▶ **What this task involves**:
Rename "interactable" to "clickable" in the rows from the first one through the row holding "tab-research[interactable]: 研报 [694,2135,778,2184]", inclusive, and give back only those rows, with everything else left unchanged.
** BEGIN Records shown **
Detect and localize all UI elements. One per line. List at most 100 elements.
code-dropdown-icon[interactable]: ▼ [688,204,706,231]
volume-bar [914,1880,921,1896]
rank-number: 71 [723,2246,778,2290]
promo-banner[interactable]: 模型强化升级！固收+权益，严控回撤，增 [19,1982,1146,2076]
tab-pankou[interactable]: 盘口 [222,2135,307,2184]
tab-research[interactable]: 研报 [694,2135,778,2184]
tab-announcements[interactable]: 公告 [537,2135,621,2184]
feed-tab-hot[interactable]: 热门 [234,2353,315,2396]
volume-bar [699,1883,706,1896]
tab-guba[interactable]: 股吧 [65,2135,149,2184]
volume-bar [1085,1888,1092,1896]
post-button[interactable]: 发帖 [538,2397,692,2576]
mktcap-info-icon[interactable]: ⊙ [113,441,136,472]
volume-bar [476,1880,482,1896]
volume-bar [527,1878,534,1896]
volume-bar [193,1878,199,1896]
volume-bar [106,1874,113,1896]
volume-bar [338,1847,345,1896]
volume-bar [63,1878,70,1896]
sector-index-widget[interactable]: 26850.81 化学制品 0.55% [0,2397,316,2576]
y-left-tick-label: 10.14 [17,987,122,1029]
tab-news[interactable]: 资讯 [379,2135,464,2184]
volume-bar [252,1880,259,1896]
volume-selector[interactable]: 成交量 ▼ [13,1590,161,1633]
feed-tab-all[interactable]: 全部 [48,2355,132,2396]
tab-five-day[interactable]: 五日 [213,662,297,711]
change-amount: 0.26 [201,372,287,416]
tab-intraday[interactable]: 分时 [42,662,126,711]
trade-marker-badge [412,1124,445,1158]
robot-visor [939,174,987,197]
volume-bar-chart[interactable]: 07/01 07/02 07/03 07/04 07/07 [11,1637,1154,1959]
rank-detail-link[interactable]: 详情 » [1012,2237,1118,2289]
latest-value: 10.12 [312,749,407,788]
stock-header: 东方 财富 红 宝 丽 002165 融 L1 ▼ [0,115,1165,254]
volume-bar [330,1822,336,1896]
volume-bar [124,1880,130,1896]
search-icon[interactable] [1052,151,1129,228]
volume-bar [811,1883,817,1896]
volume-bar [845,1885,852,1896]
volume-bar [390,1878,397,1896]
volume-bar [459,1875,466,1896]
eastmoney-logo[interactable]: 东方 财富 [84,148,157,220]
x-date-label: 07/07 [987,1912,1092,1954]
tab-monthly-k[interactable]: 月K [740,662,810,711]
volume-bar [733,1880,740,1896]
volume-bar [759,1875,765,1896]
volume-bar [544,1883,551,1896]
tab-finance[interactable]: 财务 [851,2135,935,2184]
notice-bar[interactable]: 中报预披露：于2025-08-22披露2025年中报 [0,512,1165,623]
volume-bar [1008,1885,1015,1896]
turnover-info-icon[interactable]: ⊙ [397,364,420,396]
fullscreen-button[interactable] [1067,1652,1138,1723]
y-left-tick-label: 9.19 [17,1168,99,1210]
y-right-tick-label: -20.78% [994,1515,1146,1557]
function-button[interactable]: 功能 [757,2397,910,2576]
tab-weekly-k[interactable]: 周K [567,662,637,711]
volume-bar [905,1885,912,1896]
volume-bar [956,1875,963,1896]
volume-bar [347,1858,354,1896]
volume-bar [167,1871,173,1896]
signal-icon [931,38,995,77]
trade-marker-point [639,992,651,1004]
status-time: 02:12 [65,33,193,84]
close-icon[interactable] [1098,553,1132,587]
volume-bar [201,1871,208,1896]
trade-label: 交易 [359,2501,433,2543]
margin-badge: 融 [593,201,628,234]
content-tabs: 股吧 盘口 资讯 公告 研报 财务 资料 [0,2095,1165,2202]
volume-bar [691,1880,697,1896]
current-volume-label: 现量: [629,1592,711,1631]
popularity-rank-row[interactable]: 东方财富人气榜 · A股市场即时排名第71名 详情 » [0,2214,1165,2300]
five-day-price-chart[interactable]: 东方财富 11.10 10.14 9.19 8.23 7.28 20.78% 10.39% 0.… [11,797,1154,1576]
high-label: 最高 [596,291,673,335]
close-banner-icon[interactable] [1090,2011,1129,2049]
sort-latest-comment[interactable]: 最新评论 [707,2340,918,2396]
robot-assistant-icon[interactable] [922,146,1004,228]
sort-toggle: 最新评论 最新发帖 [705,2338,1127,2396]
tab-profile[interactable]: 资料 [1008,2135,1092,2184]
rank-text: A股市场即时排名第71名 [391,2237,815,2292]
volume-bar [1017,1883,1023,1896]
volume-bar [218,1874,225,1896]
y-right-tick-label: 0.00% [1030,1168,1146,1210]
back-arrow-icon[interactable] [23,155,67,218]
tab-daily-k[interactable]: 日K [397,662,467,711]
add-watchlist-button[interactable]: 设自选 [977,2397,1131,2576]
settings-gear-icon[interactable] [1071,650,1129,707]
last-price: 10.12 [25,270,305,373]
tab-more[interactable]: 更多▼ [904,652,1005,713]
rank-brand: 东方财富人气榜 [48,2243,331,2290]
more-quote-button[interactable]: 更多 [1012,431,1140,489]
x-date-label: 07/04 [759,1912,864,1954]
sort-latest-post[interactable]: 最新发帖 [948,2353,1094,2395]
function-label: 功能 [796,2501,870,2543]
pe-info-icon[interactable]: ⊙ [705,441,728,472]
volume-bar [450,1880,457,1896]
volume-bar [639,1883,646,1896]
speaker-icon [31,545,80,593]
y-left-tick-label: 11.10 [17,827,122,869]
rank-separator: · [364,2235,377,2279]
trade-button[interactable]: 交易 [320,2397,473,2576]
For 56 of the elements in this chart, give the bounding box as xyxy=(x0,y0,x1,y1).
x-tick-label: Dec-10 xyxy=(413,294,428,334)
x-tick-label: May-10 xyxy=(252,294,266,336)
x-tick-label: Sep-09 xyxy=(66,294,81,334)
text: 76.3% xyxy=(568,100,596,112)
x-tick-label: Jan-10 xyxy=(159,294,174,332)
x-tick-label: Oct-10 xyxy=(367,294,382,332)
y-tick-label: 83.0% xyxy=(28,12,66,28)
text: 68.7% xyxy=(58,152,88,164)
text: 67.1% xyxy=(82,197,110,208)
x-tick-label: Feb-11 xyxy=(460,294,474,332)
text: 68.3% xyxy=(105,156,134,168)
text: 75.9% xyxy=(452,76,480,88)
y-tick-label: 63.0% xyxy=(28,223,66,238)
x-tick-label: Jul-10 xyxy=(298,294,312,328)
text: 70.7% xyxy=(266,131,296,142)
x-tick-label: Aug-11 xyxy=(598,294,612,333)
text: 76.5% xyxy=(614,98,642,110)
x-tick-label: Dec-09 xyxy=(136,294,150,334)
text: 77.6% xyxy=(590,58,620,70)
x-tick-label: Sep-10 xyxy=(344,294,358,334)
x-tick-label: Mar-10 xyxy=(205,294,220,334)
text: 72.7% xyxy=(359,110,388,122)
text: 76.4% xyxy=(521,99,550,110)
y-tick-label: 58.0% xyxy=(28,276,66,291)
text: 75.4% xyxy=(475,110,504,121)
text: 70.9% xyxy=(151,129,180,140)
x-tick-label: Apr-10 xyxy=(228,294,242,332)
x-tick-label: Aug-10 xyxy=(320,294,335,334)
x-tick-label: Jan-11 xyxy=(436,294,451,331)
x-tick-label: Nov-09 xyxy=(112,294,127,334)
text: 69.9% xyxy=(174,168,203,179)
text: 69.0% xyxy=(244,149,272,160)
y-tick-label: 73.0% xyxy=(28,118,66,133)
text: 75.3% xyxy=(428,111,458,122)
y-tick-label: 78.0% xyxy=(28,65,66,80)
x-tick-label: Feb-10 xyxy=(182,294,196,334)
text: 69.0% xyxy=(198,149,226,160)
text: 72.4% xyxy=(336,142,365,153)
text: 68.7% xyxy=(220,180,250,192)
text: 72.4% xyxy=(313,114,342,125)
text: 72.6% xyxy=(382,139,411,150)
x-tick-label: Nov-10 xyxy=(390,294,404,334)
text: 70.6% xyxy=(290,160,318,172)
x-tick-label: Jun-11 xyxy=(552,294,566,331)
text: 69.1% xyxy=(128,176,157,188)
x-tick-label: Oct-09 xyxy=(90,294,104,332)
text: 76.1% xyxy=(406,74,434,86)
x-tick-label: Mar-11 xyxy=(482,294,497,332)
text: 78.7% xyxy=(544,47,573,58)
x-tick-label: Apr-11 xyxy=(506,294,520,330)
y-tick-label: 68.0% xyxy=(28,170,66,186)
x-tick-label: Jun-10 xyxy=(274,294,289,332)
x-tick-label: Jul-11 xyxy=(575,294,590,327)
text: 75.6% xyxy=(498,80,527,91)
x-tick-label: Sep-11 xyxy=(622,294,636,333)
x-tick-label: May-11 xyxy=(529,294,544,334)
** END Records shown **
▶ **Result of this exercise**:
Detect and localize all UI elements. One per line. List at most 100 elements.
code-dropdown-icon[clickable]: ▼ [688,204,706,231]
volume-bar [914,1880,921,1896]
rank-number: 71 [723,2246,778,2290]
promo-banner[clickable]: 模型强化升级！固收+权益，严控回撤，增 [19,1982,1146,2076]
tab-pankou[clickable]: 盘口 [222,2135,307,2184]
tab-research[clickable]: 研报 [694,2135,778,2184]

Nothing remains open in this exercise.